◆ Task statement
Render each of the rows below as a numbered list, omitting any blank lines.
[Exercise input start]
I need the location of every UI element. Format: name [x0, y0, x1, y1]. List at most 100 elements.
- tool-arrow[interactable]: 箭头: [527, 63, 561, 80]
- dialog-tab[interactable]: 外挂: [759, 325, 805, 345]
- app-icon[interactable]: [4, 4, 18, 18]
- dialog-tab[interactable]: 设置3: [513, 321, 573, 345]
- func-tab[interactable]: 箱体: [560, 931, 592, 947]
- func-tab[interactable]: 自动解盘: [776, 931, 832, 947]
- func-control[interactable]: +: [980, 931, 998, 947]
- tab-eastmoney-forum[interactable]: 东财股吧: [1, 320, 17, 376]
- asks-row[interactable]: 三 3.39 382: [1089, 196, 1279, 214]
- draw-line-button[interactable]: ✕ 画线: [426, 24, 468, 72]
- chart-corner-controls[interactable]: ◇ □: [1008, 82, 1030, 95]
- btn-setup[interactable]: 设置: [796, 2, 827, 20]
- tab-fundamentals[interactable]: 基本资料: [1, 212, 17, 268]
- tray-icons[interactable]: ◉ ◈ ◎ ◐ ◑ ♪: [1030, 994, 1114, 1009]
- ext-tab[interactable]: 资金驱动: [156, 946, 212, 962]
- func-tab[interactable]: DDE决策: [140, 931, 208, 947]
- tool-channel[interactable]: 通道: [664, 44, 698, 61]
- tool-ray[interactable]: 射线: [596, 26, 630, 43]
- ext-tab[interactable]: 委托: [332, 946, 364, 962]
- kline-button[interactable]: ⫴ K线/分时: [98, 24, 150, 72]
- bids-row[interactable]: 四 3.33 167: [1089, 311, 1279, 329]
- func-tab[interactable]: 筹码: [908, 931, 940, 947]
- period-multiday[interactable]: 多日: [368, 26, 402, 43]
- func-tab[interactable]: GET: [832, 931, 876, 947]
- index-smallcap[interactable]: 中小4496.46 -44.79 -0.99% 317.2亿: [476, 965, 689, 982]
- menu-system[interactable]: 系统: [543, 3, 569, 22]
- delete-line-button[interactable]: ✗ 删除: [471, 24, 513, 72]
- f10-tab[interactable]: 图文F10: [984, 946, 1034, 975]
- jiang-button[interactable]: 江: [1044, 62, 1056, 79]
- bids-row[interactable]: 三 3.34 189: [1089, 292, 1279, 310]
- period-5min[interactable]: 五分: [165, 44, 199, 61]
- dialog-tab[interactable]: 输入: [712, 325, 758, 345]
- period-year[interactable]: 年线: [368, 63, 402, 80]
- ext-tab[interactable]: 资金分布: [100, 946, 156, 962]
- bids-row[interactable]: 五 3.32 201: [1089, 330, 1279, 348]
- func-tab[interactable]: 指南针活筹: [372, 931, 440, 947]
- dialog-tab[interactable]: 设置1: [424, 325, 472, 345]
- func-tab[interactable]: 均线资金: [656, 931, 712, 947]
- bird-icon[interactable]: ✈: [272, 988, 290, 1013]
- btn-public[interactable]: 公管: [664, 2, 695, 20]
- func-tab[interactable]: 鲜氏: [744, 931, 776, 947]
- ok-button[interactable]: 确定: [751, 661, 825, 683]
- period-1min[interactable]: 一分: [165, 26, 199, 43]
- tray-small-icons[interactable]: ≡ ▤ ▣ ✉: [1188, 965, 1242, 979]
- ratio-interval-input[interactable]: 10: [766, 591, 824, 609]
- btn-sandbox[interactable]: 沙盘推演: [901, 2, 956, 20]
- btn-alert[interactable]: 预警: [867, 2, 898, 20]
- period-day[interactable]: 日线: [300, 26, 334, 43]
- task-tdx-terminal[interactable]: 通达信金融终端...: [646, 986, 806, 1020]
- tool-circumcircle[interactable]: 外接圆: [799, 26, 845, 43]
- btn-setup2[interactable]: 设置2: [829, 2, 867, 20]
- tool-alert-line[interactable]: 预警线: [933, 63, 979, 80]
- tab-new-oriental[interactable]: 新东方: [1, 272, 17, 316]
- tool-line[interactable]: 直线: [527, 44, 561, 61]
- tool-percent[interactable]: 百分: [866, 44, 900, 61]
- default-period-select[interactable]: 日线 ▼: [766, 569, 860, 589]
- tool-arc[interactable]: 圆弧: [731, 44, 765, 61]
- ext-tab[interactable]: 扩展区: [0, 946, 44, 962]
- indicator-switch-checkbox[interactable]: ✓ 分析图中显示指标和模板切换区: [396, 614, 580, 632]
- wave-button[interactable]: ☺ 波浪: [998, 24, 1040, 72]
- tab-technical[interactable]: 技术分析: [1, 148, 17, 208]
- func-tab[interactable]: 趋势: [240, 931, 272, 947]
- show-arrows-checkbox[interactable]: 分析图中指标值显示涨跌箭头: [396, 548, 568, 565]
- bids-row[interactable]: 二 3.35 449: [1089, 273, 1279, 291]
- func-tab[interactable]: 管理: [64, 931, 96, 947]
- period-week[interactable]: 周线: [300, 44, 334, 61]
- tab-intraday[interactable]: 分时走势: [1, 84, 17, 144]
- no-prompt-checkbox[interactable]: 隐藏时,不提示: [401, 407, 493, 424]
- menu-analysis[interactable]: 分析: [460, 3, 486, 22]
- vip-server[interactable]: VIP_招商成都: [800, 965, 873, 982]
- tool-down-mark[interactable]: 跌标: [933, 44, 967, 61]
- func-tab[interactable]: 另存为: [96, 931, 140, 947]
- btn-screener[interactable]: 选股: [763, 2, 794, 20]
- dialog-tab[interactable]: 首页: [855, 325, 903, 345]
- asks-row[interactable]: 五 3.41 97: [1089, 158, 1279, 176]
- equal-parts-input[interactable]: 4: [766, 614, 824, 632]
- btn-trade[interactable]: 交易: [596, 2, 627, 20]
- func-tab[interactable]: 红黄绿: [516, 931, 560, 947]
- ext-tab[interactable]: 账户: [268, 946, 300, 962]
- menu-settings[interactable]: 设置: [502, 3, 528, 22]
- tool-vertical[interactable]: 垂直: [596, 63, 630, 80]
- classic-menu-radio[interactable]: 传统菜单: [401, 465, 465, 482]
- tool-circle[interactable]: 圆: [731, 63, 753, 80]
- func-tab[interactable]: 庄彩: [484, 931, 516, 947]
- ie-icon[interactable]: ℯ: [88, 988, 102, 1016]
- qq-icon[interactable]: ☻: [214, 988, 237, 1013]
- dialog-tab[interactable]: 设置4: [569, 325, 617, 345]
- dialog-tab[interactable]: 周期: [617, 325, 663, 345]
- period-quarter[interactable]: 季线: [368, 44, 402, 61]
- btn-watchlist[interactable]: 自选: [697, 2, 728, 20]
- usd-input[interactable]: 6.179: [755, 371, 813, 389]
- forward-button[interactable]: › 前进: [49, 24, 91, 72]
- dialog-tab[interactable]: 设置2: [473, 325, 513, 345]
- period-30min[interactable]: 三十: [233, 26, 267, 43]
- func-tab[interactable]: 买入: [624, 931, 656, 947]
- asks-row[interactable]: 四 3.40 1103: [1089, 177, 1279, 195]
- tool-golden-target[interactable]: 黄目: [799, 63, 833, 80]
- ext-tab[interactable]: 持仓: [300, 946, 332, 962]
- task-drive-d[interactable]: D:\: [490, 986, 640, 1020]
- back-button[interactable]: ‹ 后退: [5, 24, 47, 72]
[Exercise input end]
◆ Response to the exercise
1. I need the location of every UI element. Format: name [x0, y0, x1, y1]. List at most 100 elements.
2. - tool-arrow[interactable]: 箭头: [527, 63, 561, 80]
3. - dialog-tab[interactable]: 外挂: [759, 325, 805, 345]
4. - app-icon[interactable]: [4, 4, 18, 18]
5. - dialog-tab[interactable]: 设置3: [513, 321, 573, 345]
6. - func-tab[interactable]: 箱体: [560, 931, 592, 947]
7. - func-tab[interactable]: 自动解盘: [776, 931, 832, 947]
8. - func-control[interactable]: +: [980, 931, 998, 947]
9. - tab-eastmoney-forum[interactable]: 东财股吧: [1, 320, 17, 376]
10. - asks-row[interactable]: 三 3.39 382: [1089, 196, 1279, 214]
11. - draw-line-button[interactable]: ✕ 画线: [426, 24, 468, 72]
12. - chart-corner-controls[interactable]: ◇ □: [1008, 82, 1030, 95]
13. - btn-setup[interactable]: 设置: [796, 2, 827, 20]
14. - tab-fundamentals[interactable]: 基本资料: [1, 212, 17, 268]
15. - tray-icons[interactable]: ◉ ◈ ◎ ◐ ◑ ♪: [1030, 994, 1114, 1009]
16. - ext-tab[interactable]: 资金驱动: [156, 946, 212, 962]
17. - func-tab[interactable]: DDE决策: [140, 931, 208, 947]
18. - tool-channel[interactable]: 通道: [664, 44, 698, 61]
19. - tool-ray[interactable]: 射线: [596, 26, 630, 43]
20. - ext-tab[interactable]: 委托: [332, 946, 364, 962]
21. - kline-button[interactable]: ⫴ K线/分时: [98, 24, 150, 72]
22. - bids-row[interactable]: 四 3.33 167: [1089, 311, 1279, 329]
23. - func-tab[interactable]: 筹码: [908, 931, 940, 947]
24. - period-multiday[interactable]: 多日: [368, 26, 402, 43]
25. - func-tab[interactable]: GET: [832, 931, 876, 947]
26. - index-smallcap[interactable]: 中小4496.46 -44.79 -0.99% 317.2亿: [476, 965, 689, 982]
27. - menu-system[interactable]: 系统: [543, 3, 569, 22]
28. - delete-line-button[interactable]: ✗ 删除: [471, 24, 513, 72]
29. - f10-tab[interactable]: 图文F10: [984, 946, 1034, 975]
30. - jiang-button[interactable]: 江: [1044, 62, 1056, 79]
31. - bids-row[interactable]: 三 3.34 189: [1089, 292, 1279, 310]
32. - period-5min[interactable]: 五分: [165, 44, 199, 61]
33. - dialog-tab[interactable]: 输入: [712, 325, 758, 345]
34. - period-year[interactable]: 年线: [368, 63, 402, 80]
35. - ext-tab[interactable]: 资金分布: [100, 946, 156, 962]
36. - bids-row[interactable]: 五 3.32 201: [1089, 330, 1279, 348]
37. - func-tab[interactable]: 指南针活筹: [372, 931, 440, 947]
38. - dialog-tab[interactable]: 设置1: [424, 325, 472, 345]
39. - func-tab[interactable]: 均线资金: [656, 931, 712, 947]
40. - bird-icon[interactable]: ✈: [272, 988, 290, 1013]
41. - btn-public[interactable]: 公管: [664, 2, 695, 20]
42. - func-tab[interactable]: 鲜氏: [744, 931, 776, 947]
43. - ok-button[interactable]: 确定: [751, 661, 825, 683]
44. - period-1min[interactable]: 一分: [165, 26, 199, 43]
45. - tray-small-icons[interactable]: ≡ ▤ ▣ ✉: [1188, 965, 1242, 979]
46. - ratio-interval-input[interactable]: 10: [766, 591, 824, 609]
47. - btn-sandbox[interactable]: 沙盘推演: [901, 2, 956, 20]
48. - btn-alert[interactable]: 预警: [867, 2, 898, 20]
49. - period-day[interactable]: 日线: [300, 26, 334, 43]
50. - task-tdx-terminal[interactable]: 通达信金融终端...: [646, 986, 806, 1020]
51. - tool-circumcircle[interactable]: 外接圆: [799, 26, 845, 43]
52. - btn-setup2[interactable]: 设置2: [829, 2, 867, 20]
53. - tool-alert-line[interactable]: 预警线: [933, 63, 979, 80]
54. - tab-new-oriental[interactable]: 新东方: [1, 272, 17, 316]
55. - tool-line[interactable]: 直线: [527, 44, 561, 61]
56. - tool-percent[interactable]: 百分: [866, 44, 900, 61]
57. - default-period-select[interactable]: 日线 ▼: [766, 569, 860, 589]
58. - tool-arc[interactable]: 圆弧: [731, 44, 765, 61]
59. - ext-tab[interactable]: 扩展区: [0, 946, 44, 962]
60. - indicator-switch-checkbox[interactable]: ✓ 分析图中显示指标和模板切换区: [396, 614, 580, 632]
61. - wave-button[interactable]: ☺ 波浪: [998, 24, 1040, 72]
62. - tab-technical[interactable]: 技术分析: [1, 148, 17, 208]
63. - func-tab[interactable]: 趋势: [240, 931, 272, 947]
64. - show-arrows-checkbox[interactable]: 分析图中指标值显示涨跌箭头: [396, 548, 568, 565]
65. - bids-row[interactable]: 二 3.35 449: [1089, 273, 1279, 291]
66. - func-tab[interactable]: 管理: [64, 931, 96, 947]
67. - period-week[interactable]: 周线: [300, 44, 334, 61]
68. - tab-intraday[interactable]: 分时走势: [1, 84, 17, 144]
69. - no-prompt-checkbox[interactable]: 隐藏时,不提示: [401, 407, 493, 424]
70. - menu-analysis[interactable]: 分析: [460, 3, 486, 22]
71. - vip-server[interactable]: VIP_招商成都: [800, 965, 873, 982]
72. - tool-down-mark[interactable]: 跌标: [933, 44, 967, 61]
73. - func-tab[interactable]: 另存为: [96, 931, 140, 947]
74. - btn-screener[interactable]: 选股: [763, 2, 794, 20]
75. - dialog-tab[interactable]: 首页: [855, 325, 903, 345]
76. - asks-row[interactable]: 五 3.41 97: [1089, 158, 1279, 176]
77. - equal-parts-input[interactable]: 4: [766, 614, 824, 632]
78. - btn-trade[interactable]: 交易: [596, 2, 627, 20]
79. - func-tab[interactable]: 红黄绿: [516, 931, 560, 947]
80. - ext-tab[interactable]: 账户: [268, 946, 300, 962]
81. - menu-settings[interactable]: 设置: [502, 3, 528, 22]
82. - tool-vertical[interactable]: 垂直: [596, 63, 630, 80]
83. - classic-menu-radio[interactable]: 传统菜单: [401, 465, 465, 482]
84. - tool-circle[interactable]: 圆: [731, 63, 753, 80]
85. - func-tab[interactable]: 庄彩: [484, 931, 516, 947]
86. - ie-icon[interactable]: ℯ: [88, 988, 102, 1016]
87. - qq-icon[interactable]: ☻: [214, 988, 237, 1013]
88. - dialog-tab[interactable]: 设置4: [569, 325, 617, 345]
89. - dialog-tab[interactable]: 周期: [617, 325, 663, 345]
90. - period-quarter[interactable]: 季线: [368, 44, 402, 61]
91. - btn-watchlist[interactable]: 自选: [697, 2, 728, 20]
92. - usd-input[interactable]: 6.179: [755, 371, 813, 389]
93. - forward-button[interactable]: › 前进: [49, 24, 91, 72]
94. - dialog-tab[interactable]: 设置2: [473, 325, 513, 345]
95. - period-30min[interactable]: 三十: [233, 26, 267, 43]
96. - func-tab[interactable]: 买入: [624, 931, 656, 947]
97. - asks-row[interactable]: 四 3.40 1103: [1089, 177, 1279, 195]
98. - tool-golden-target[interactable]: 黄目: [799, 63, 833, 80]
99. - ext-tab[interactable]: 持仓: [300, 946, 332, 962]
100. - task-drive-d[interactable]: D:\: [490, 986, 640, 1020]
101. - back-button[interactable]: ‹ 后退: [5, 24, 47, 72]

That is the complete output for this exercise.